Short task: Quote the whole listing word for word. Do not include the pictures.

==== Data in this exercise ====

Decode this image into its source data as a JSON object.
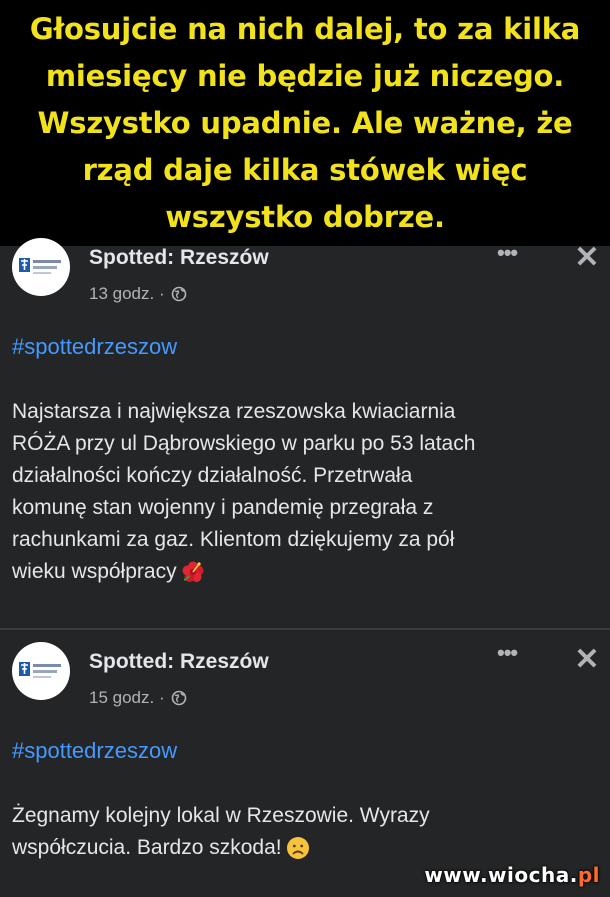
{
  "caption": {
    "text": "Głosujcie na nich dalej, to za kilka\nmiesięcy nie będzie już niczego.\nWszystko upadnie. Ale ważne, że\nrząd daje kilka stówek więc\nwszystko dobrze.",
    "color": "#f1e21b"
  },
  "posts": [
    {
      "page_name": "Spotted: Rzeszów",
      "time": "13 godz. ·",
      "privacy_icon": "globe-icon",
      "more_icon": "more-options-icon",
      "more_label": "•••",
      "close_label": "✕",
      "hashtag": "#spottedrzeszow",
      "body": "Najstarsza i największa rzeszowska kwiaciarnia\nRÓŻA przy ul Dąbrowskiego w parku po 53 latach\ndziałalności kończy działalność. Przetrwała\nkomunę stan wojenny i pandemię przegrała z\nrachunkami za gaz. Klientom dziękujemy za pół\nwieku współpracy",
      "emoji": "hibiscus-icon"
    },
    {
      "page_name": "Spotted: Rzeszów",
      "time": "15 godz. ·",
      "privacy_icon": "globe-icon",
      "more_icon": "more-options-icon",
      "more_label": "•••",
      "close_label": "✕",
      "hashtag": "#spottedrzeszow",
      "body": "Żegnamy kolejny lokal w Rzeszowie. Wyrazy\nwspółczucia. Bardzo szkoda!",
      "emoji": "frowning-face-icon"
    }
  ],
  "watermark": {
    "main": "www.wiocha.",
    "tld": "pl"
  },
  "colors": {
    "background": "#242526",
    "text": "#e4e6eb",
    "secondary": "#b0b3b8",
    "link": "#4599ff"
  }
}
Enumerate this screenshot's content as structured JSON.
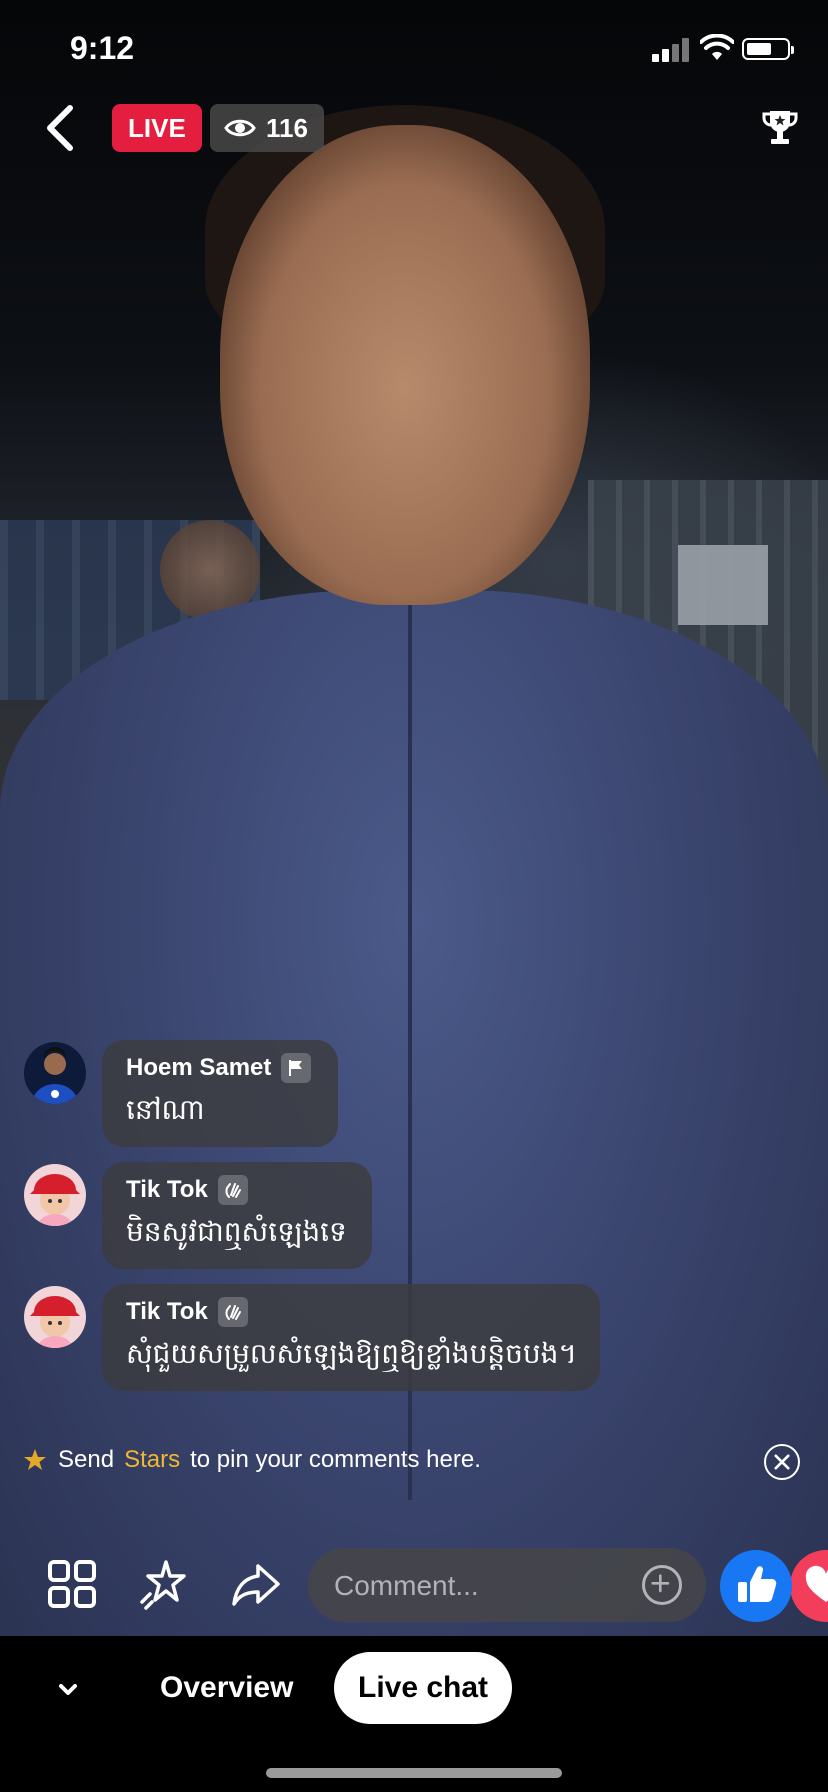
{
  "status": {
    "time": "9:12"
  },
  "header": {
    "live_label": "LIVE",
    "viewer_count": "116"
  },
  "comments": [
    {
      "name": "Hoem Samet",
      "text": "នៅណា",
      "role_icon": "flag-icon",
      "avatar": "avatar-man-blue-shirt"
    },
    {
      "name": "Tik Tok",
      "text": "មិនសូវជាឮសំឡេងទេ",
      "role_icon": "wave-icon",
      "avatar": "avatar-child-red-hat"
    },
    {
      "name": "Tik Tok",
      "text": "សុំជួយសម្រួលសំឡេងឱ្យឮឱ្យខ្លាំងបន្តិចបង។",
      "role_icon": "wave-icon",
      "avatar": "avatar-child-red-hat"
    }
  ],
  "stars_notice": {
    "prefix": "Send",
    "highlight": "Stars",
    "suffix": "to pin your comments here."
  },
  "comment_input": {
    "placeholder": "Comment..."
  },
  "tabs": {
    "overview": "Overview",
    "live_chat": "Live chat"
  },
  "colors": {
    "live_red": "#e41e3f",
    "stars_gold": "#f0b832",
    "like_blue": "#1877f2",
    "love_red": "#f33e5b"
  }
}
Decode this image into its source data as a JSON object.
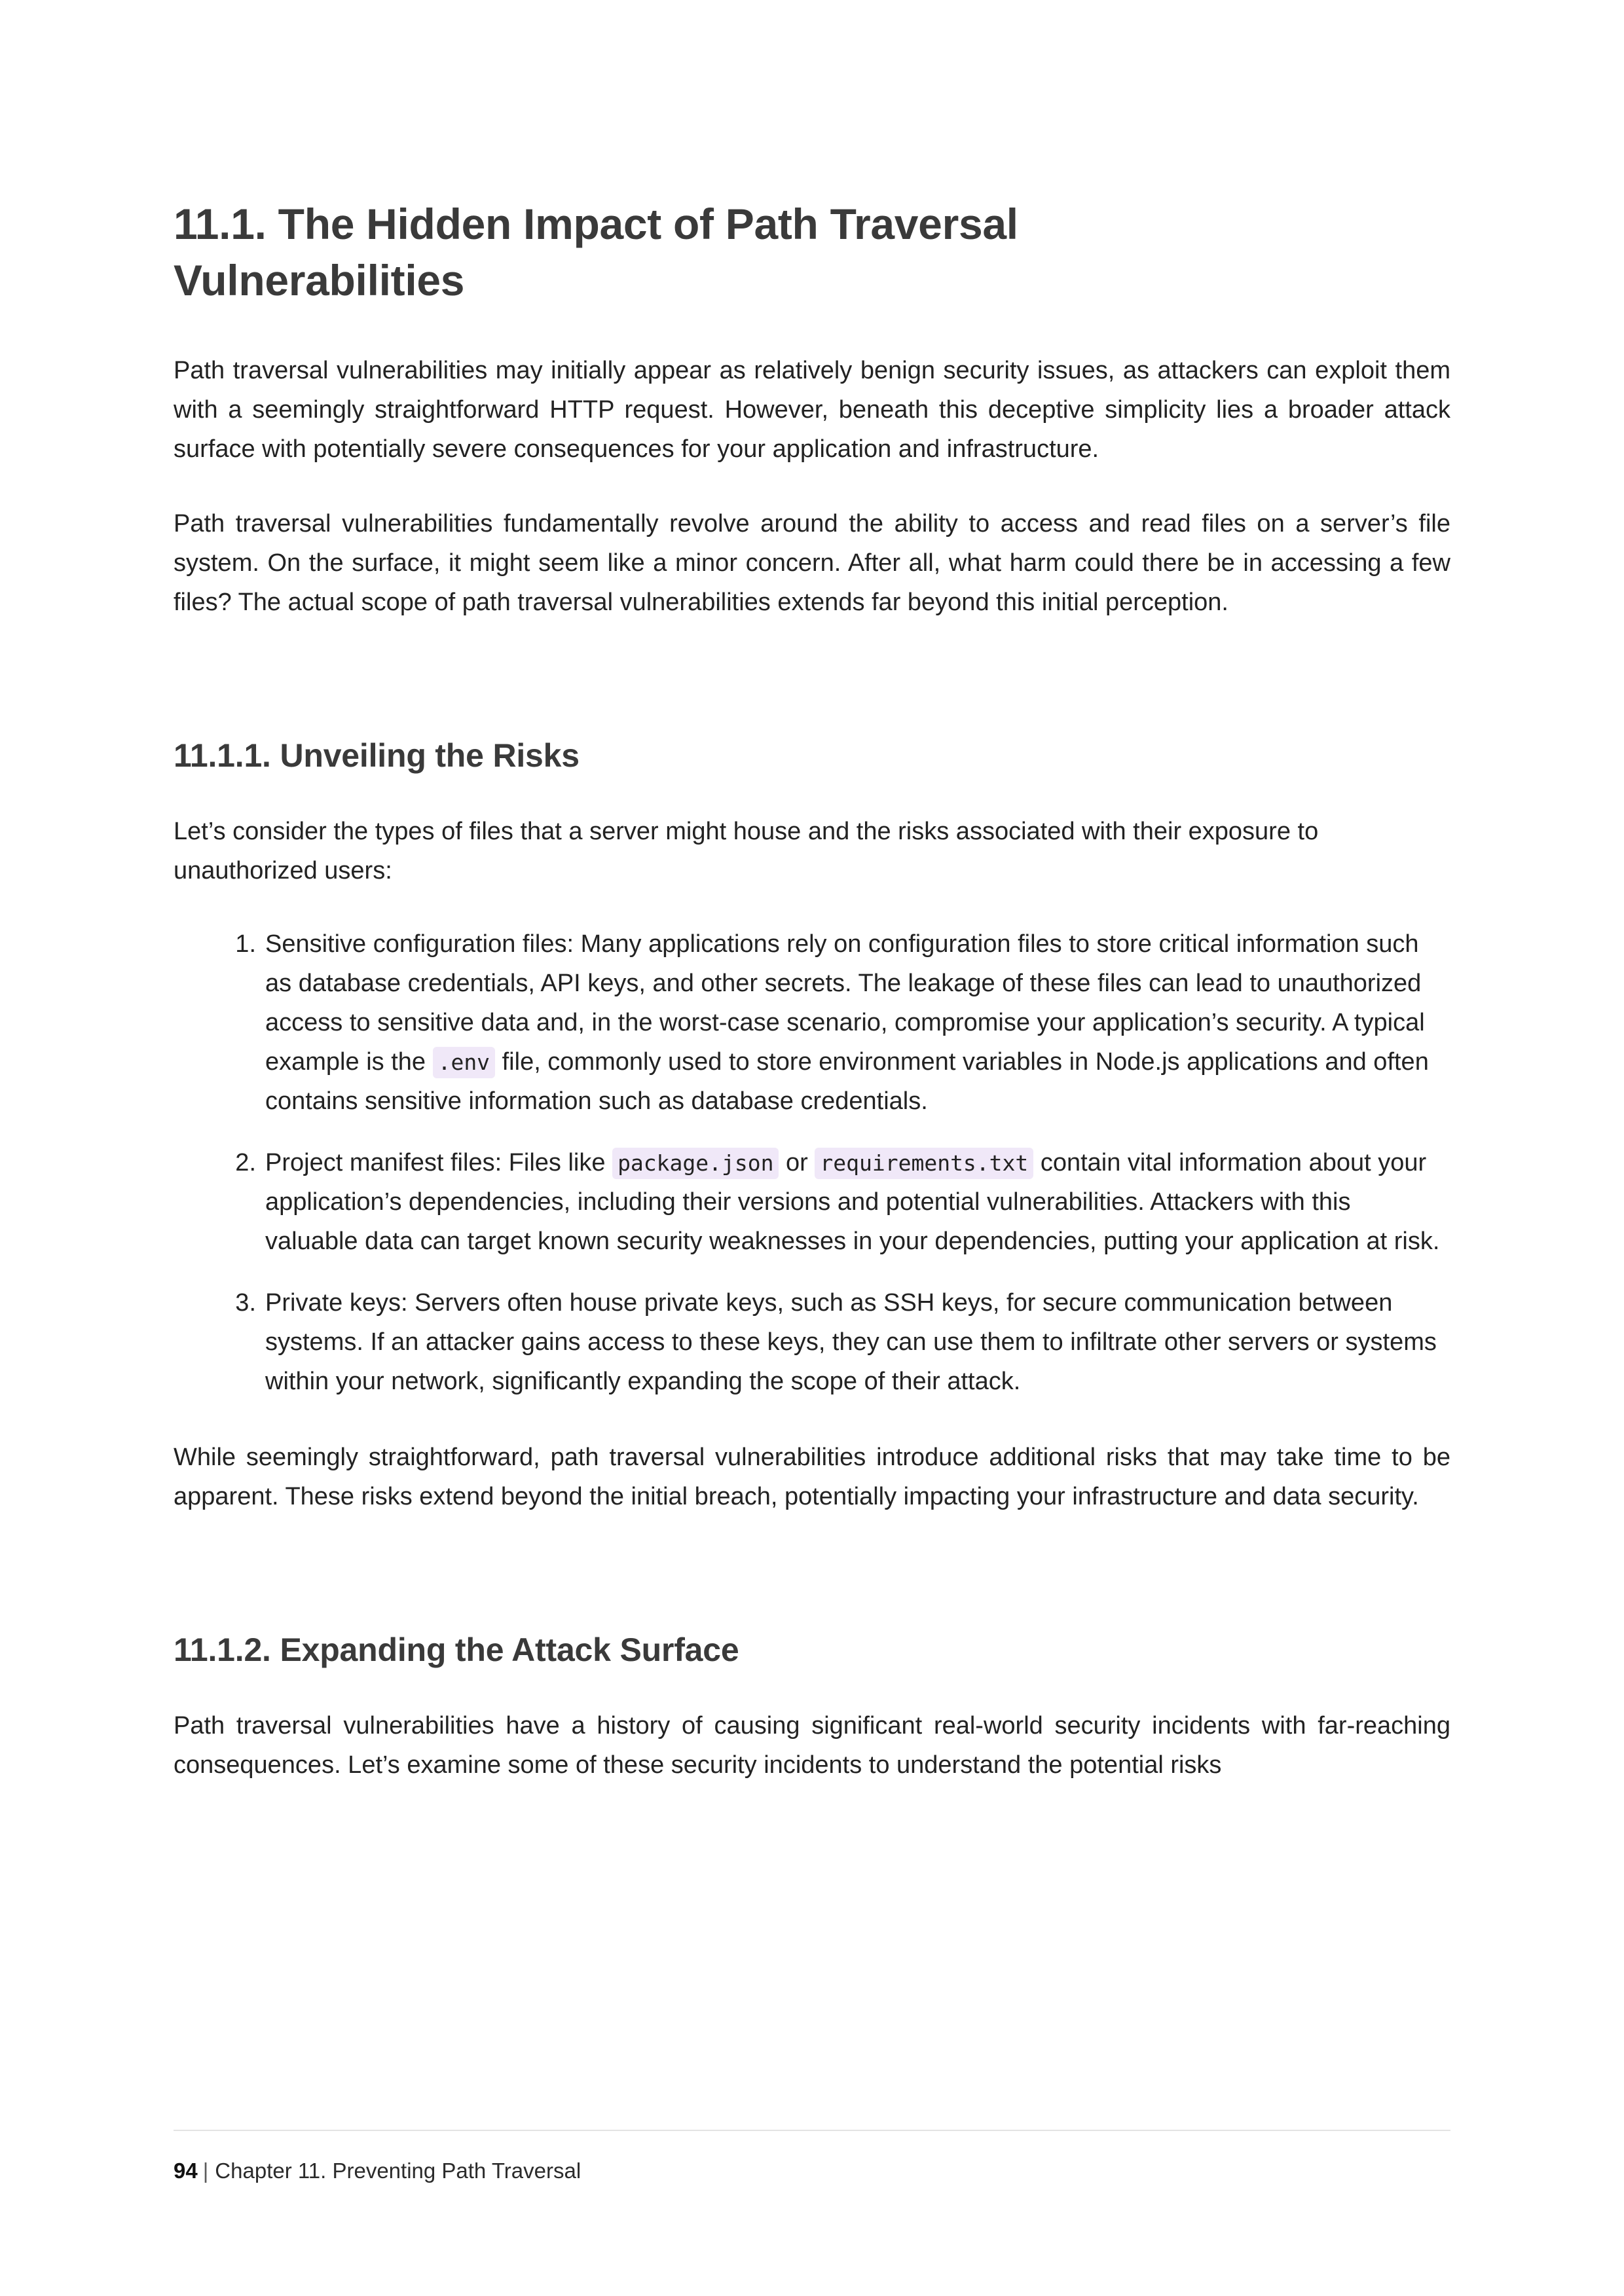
{
  "document": {
    "heading": "11.1. The Hidden Impact of Path Traversal Vulnerabilities",
    "paragraph_1": "Path traversal vulnerabilities may initially appear as relatively benign security issues, as attackers can exploit them with a seemingly straightforward HTTP request. However, beneath this deceptive simplicity lies a broader attack surface with potentially severe consequences for your application and infrastructure.",
    "paragraph_2": "Path traversal vulnerabilities fundamentally revolve around the ability to access and read files on a server’s file system. On the surface, it might seem like a minor concern. After all, what harm could there be in accessing a few files? The actual scope of path traversal vulnerabilities extends far beyond this initial perception."
  },
  "section_unveiling": {
    "heading": "11.1.1. Unveiling the Risks",
    "lead_in": "Let’s consider the types of files that a server might house and the risks associated with their exposure to unauthorized users:",
    "items": [
      {
        "part_1": "Sensitive configuration files: Many applications rely on configuration files to store critical information such as database credentials, API keys, and other secrets. The leakage of these files can lead to unauthorized access to sensitive data and, in the worst-case scenario, compromise your application’s security. A typical example is the ",
        "code_1": ".env",
        "part_2": " file, commonly used to store environment variables in Node.js applications and often contains sensitive information such as database credentials."
      },
      {
        "part_1": "Project manifest files: Files like ",
        "code_1": "package.json",
        "part_2": " or ",
        "code_2": "requirements.txt",
        "part_3": " contain vital information about your application’s dependencies, including their versions and potential vulnerabilities. Attackers with this valuable data can target known security weaknesses in your dependencies, putting your application at risk."
      },
      {
        "part_1": "Private keys: Servers often house private keys, such as SSH keys, for secure communication between systems. If an attacker gains access to these keys, they can use them to infiltrate other servers or systems within your network, significantly expanding the scope of their attack."
      }
    ],
    "closing_paragraph": "While seemingly straightforward, path traversal vulnerabilities introduce additional risks that may take time to be apparent. These risks extend beyond the initial breach, potentially impacting your infrastructure and data security."
  },
  "section_expanding": {
    "heading": "11.1.2. Expanding the Attack Surface",
    "paragraph_1": "Path traversal vulnerabilities have a history of causing significant real-world security incidents with far-reaching consequences. Let’s examine some of these security incidents to understand the potential risks"
  },
  "footer": {
    "page_number": "94",
    "separator": "|",
    "chapter_label": "Chapter 11. Preventing Path Traversal"
  },
  "colors": {
    "heading": "#3a3a3a",
    "body_text": "#222222",
    "inline_code_background": "#f0e8f8",
    "footer_rule": "#e3e3e3",
    "page_background": "#ffffff"
  }
}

====

Result of the task:
Decode this image into its source data as a JSON object.
{
  "caption": {
    "text": "Głosujcie na nich dalej, to za kilka\nmiesięcy nie będzie już niczego.\nWszystko upadnie. Ale ważne, że\nrząd daje kilka stówek więc\nwszystko dobrze.",
    "color": "#f1e21b"
  },
  "posts": [
    {
      "page_name": "Spotted: Rzeszów",
      "time": "13 godz. ·",
      "privacy_icon": "globe-icon",
      "more_icon": "more-options-icon",
      "more_label": "•••",
      "close_label": "✕",
      "hashtag": "#spottedrzeszow",
      "body": "Najstarsza i największa rzeszowska kwiaciarnia\nRÓŻA przy ul Dąbrowskiego w parku po 53 latach\ndziałalności kończy działalność. Przetrwała\nkomunę stan wojenny i pandemię przegrała z\nrachunkami za gaz. Klientom dziękujemy za pół\nwieku współpracy",
      "emoji": "hibiscus-icon"
    },
    {
      "page_name": "Spotted: Rzeszów",
      "time": "15 godz. ·",
      "privacy_icon": "globe-icon",
      "more_icon": "more-options-icon",
      "more_label": "•••",
      "close_label": "✕",
      "hashtag": "#spottedrzeszow",
      "body": "Żegnamy kolejny lokal w Rzeszowie. Wyrazy\nwspółczucia. Bardzo szkoda!",
      "emoji": "frowning-face-icon"
    }
  ],
  "watermark": {
    "main": "www.wiocha.",
    "tld": "pl"
  },
  "colors": {
    "background": "#242526",
    "text": "#e4e6eb",
    "secondary": "#b0b3b8",
    "link": "#4599ff"
  }
}
Enumerate this screenshot's content as structured JSON.
{
  "status": {
    "time": "9:12"
  },
  "header": {
    "live_label": "LIVE",
    "viewer_count": "116"
  },
  "comments": [
    {
      "name": "Hoem Samet",
      "text": "នៅណា",
      "role_icon": "flag-icon",
      "avatar": "avatar-man-blue-shirt"
    },
    {
      "name": "Tik Tok",
      "text": "មិនសូវជាឮសំឡេងទេ",
      "role_icon": "wave-icon",
      "avatar": "avatar-child-red-hat"
    },
    {
      "name": "Tik Tok",
      "text": "សុំជួយសម្រួលសំឡេងឱ្យឮឱ្យខ្លាំងបន្តិចបង។",
      "role_icon": "wave-icon",
      "avatar": "avatar-child-red-hat"
    }
  ],
  "stars_notice": {
    "prefix": "Send",
    "highlight": "Stars",
    "suffix": "to pin your comments here."
  },
  "comment_input": {
    "placeholder": "Comment..."
  },
  "tabs": {
    "overview": "Overview",
    "live_chat": "Live chat"
  },
  "colors": {
    "live_red": "#e41e3f",
    "stars_gold": "#f0b832",
    "like_blue": "#1877f2",
    "love_red": "#f33e5b"
  }
}
Decode this image into its source data as a JSON object.
{
  "document": {
    "heading": "11.1. The Hidden Impact of Path Traversal Vulnerabilities",
    "paragraph_1": "Path traversal vulnerabilities may initially appear as relatively benign security issues, as attackers can exploit them with a seemingly straightforward HTTP request. However, beneath this deceptive simplicity lies a broader attack surface with potentially severe consequences for your application and infrastructure.",
    "paragraph_2": "Path traversal vulnerabilities fundamentally revolve around the ability to access and read files on a server’s file system. On the surface, it might seem like a minor concern. After all, what harm could there be in accessing a few files? The actual scope of path traversal vulnerabilities extends far beyond this initial perception."
  },
  "section_unveiling": {
    "heading": "11.1.1. Unveiling the Risks",
    "lead_in": "Let’s consider the types of files that a server might house and the risks associated with their exposure to unauthorized users:",
    "items": [
      {
        "part_1": "Sensitive configuration files: Many applications rely on configuration files to store critical information such as database credentials, API keys, and other secrets. The leakage of these files can lead to unauthorized access to sensitive data and, in the worst-case scenario, compromise your application’s security. A typical example is the ",
        "code_1": ".env",
        "part_2": " file, commonly used to store environment variables in Node.js applications and often contains sensitive information such as database credentials."
      },
      {
        "part_1": "Project manifest files: Files like ",
        "code_1": "package.json",
        "part_2": " or ",
        "code_2": "requirements.txt",
        "part_3": " contain vital information about your application’s dependencies, including their versions and potential vulnerabilities. Attackers with this valuable data can target known security weaknesses in your dependencies, putting your application at risk."
      },
      {
        "part_1": "Private keys: Servers often house private keys, such as SSH keys, for secure communication between systems. If an attacker gains access to these keys, they can use them to infiltrate other servers or systems within your network, significantly expanding the scope of their attack."
      }
    ],
    "closing_paragraph": "While seemingly straightforward, path traversal vulnerabilities introduce additional risks that may take time to be apparent. These risks extend beyond the initial breach, potentially impacting your infrastructure and data security."
  },
  "section_expanding": {
    "heading": "11.1.2. Expanding the Attack Surface",
    "paragraph_1": "Path traversal vulnerabilities have a history of causing significant real-world security incidents with far-reaching consequences. Let’s examine some of these security incidents to understand the potential risks"
  },
  "footer": {
    "page_number": "94",
    "separator": "|",
    "chapter_label": "Chapter 11. Preventing Path Traversal"
  },
  "colors": {
    "heading": "#3a3a3a",
    "body_text": "#222222",
    "inline_code_background": "#f0e8f8",
    "footer_rule": "#e3e3e3",
    "page_background": "#ffffff"
  }
}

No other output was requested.